# Exercise description
Pictures in the data below are not part of the copy; transcribe everything else exactly.

# Materials provided
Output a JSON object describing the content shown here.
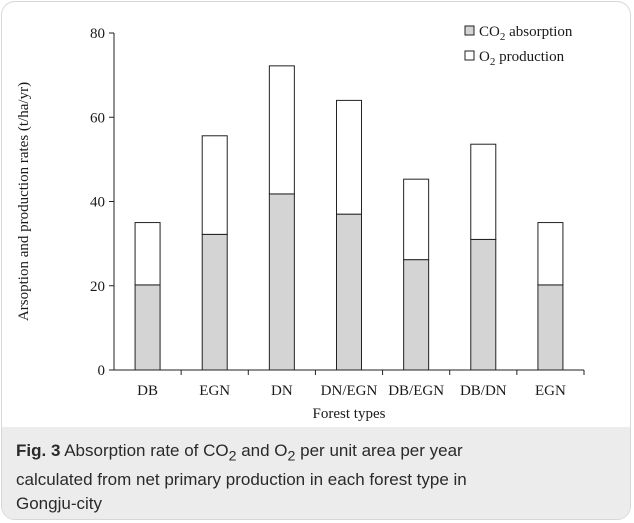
{
  "chart_data": {
    "type": "bar",
    "stacked": true,
    "categories": [
      "DB",
      "EGN",
      "DN",
      "DN/EGN",
      "DB/EGN",
      "DB/DN",
      "EGN"
    ],
    "series": [
      {
        "name": "CO2 absorption",
        "values": [
          20.2,
          32.2,
          41.8,
          37.0,
          26.2,
          31.0,
          20.2
        ],
        "color": "#d4d4d4"
      },
      {
        "name": "O2 production",
        "values": [
          14.8,
          23.4,
          30.4,
          27.0,
          19.1,
          22.6,
          14.8
        ],
        "color": "#ffffff"
      }
    ],
    "xlabel": "Forest types",
    "ylabel": "Arsoption and production rates (t/ha/yr)",
    "ylim": [
      0,
      80
    ],
    "yticks": [
      0,
      20,
      40,
      60,
      80
    ],
    "grid": false,
    "legend_position": "top-right"
  },
  "caption": {
    "label": "Fig. 3",
    "text_before": "Absorption rate of CO",
    "sub1": "2",
    "text_middle": " and O",
    "sub2": "2",
    "text_after": " per unit area per year calculated from net primary production in each forest type in Gongju-city"
  }
}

# Solution to the problem
Output a JSON object describing the content shown here.
{
  "chart_data": {
    "type": "bar",
    "stacked": true,
    "categories": [
      "DB",
      "EGN",
      "DN",
      "DN/EGN",
      "DB/EGN",
      "DB/DN",
      "EGN"
    ],
    "series": [
      {
        "name": "CO2 absorption",
        "values": [
          20.2,
          32.2,
          41.8,
          37.0,
          26.2,
          31.0,
          20.2
        ],
        "color": "#d4d4d4"
      },
      {
        "name": "O2 production",
        "values": [
          14.8,
          23.4,
          30.4,
          27.0,
          19.1,
          22.6,
          14.8
        ],
        "color": "#ffffff"
      }
    ],
    "xlabel": "Forest types",
    "ylabel": "Arsoption and production rates (t/ha/yr)",
    "ylim": [
      0,
      80
    ],
    "yticks": [
      0,
      20,
      40,
      60,
      80
    ],
    "grid": false,
    "legend_position": "top-right"
  },
  "caption": {
    "label": "Fig. 3",
    "text_before": "Absorption rate of CO",
    "sub1": "2",
    "text_middle": " and O",
    "sub2": "2",
    "text_after": " per unit area per year calculated from net primary production in each forest type in Gongju-city"
  }
}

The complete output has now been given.